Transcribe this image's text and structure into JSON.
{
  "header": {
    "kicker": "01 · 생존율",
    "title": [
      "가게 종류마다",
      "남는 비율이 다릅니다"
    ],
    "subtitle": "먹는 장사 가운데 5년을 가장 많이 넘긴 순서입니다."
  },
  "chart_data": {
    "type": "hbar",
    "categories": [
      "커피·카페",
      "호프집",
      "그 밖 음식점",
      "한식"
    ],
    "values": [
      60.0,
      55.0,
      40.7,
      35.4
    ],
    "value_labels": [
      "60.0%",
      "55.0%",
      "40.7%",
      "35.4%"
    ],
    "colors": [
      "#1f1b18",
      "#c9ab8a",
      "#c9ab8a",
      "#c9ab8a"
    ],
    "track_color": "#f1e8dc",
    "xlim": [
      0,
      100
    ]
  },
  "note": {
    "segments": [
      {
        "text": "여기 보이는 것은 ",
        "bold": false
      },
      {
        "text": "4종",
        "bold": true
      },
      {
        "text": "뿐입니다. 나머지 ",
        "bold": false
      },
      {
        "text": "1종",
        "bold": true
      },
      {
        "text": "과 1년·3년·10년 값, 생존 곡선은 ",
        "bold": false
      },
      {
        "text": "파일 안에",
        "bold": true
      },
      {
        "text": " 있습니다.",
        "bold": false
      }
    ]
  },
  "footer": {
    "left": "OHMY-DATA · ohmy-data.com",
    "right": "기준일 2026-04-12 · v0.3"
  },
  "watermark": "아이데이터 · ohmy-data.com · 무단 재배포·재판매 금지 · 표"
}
────────
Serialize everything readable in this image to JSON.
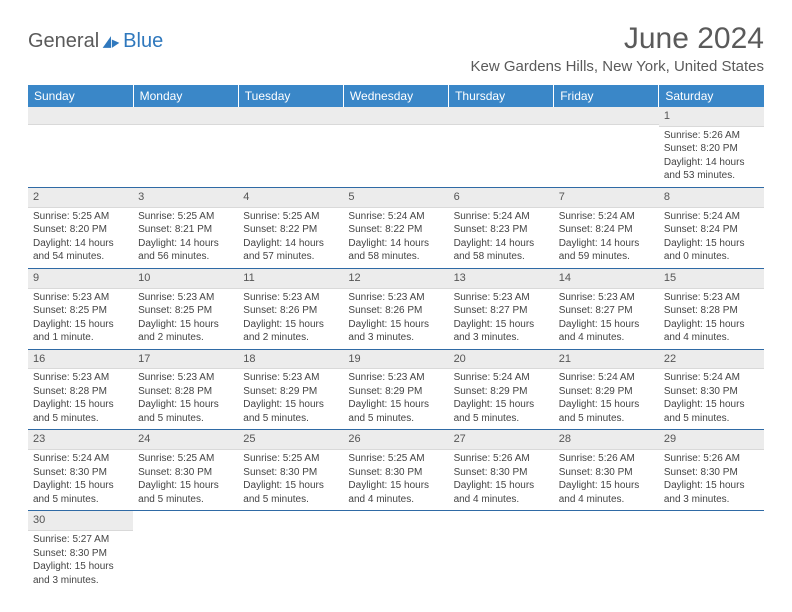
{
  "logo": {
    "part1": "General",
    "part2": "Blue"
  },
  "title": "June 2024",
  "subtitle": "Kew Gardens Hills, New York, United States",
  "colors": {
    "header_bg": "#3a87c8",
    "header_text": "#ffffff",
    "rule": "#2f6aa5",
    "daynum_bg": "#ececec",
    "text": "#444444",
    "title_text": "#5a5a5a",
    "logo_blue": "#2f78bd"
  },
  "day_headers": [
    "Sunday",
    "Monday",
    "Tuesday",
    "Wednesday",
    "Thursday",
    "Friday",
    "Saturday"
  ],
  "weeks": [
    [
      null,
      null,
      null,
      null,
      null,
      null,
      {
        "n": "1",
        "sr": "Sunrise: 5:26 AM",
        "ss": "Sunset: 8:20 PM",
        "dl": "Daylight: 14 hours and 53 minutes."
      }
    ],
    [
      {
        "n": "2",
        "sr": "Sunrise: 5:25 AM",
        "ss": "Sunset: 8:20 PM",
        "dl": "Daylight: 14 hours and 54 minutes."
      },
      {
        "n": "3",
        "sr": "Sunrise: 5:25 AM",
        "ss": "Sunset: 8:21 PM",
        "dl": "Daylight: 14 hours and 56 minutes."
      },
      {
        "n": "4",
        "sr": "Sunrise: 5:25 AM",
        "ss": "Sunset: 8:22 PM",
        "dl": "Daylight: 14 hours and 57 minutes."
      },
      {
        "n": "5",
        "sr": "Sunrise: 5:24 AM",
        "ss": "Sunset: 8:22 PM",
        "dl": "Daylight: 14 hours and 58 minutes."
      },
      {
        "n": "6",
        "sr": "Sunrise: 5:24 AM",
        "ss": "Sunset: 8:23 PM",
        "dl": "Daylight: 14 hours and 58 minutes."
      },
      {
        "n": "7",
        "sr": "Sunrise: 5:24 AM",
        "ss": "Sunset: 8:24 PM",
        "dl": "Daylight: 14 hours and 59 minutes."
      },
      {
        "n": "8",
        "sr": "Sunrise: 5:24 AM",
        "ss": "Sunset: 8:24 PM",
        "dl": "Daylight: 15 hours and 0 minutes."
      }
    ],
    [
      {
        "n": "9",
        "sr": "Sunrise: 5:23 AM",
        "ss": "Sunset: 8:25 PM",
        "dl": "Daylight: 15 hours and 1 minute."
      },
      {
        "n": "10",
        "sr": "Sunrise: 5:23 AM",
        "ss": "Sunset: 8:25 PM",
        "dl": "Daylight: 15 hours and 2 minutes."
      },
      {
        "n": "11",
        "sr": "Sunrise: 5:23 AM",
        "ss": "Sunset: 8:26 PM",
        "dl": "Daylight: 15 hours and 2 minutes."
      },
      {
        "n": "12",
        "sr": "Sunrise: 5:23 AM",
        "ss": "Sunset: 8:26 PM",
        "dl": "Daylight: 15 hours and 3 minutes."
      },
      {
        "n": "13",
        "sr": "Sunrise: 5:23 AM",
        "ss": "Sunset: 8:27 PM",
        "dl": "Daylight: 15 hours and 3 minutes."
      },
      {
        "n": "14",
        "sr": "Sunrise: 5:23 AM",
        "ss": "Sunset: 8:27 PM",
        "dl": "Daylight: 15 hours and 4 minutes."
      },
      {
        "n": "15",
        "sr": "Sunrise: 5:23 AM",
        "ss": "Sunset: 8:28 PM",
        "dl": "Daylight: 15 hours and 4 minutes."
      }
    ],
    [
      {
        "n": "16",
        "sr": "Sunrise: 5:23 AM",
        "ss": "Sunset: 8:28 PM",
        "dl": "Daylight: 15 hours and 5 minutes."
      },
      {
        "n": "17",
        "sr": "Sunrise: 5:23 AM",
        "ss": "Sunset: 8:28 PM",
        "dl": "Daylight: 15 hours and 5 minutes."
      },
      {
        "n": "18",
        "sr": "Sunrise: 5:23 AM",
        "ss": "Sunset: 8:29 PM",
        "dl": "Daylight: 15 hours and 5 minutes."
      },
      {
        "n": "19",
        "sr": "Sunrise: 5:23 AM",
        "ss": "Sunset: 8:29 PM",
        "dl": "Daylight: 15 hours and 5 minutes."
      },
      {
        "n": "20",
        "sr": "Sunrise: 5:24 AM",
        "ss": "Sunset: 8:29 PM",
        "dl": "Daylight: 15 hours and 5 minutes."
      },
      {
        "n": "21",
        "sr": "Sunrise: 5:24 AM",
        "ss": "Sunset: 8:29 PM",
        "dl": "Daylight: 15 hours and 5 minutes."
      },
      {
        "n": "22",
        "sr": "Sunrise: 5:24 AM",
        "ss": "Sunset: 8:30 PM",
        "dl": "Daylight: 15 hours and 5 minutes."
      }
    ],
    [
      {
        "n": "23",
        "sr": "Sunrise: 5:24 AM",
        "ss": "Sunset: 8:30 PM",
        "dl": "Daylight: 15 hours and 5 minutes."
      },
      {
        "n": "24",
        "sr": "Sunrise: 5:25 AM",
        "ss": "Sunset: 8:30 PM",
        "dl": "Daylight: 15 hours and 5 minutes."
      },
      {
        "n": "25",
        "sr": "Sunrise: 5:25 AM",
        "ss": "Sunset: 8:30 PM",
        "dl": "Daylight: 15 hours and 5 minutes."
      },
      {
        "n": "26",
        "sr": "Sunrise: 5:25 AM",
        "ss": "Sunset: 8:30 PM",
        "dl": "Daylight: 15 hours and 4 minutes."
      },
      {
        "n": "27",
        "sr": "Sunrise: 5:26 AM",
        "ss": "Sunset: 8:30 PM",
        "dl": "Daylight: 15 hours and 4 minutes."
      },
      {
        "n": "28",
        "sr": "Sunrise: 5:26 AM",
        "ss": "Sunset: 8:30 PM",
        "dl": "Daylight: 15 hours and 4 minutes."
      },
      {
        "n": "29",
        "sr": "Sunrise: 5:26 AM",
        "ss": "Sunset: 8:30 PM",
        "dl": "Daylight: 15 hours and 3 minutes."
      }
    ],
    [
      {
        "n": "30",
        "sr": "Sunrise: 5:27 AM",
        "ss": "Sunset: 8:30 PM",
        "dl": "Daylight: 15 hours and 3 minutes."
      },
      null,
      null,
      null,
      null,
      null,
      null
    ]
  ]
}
────────
Required work ▸
Extract each line from the entries above that contains the string "image".

Output of the exercise ▸
Transcribe this image's text and structure into JSON.
Serialize everything readable in this image to JSON.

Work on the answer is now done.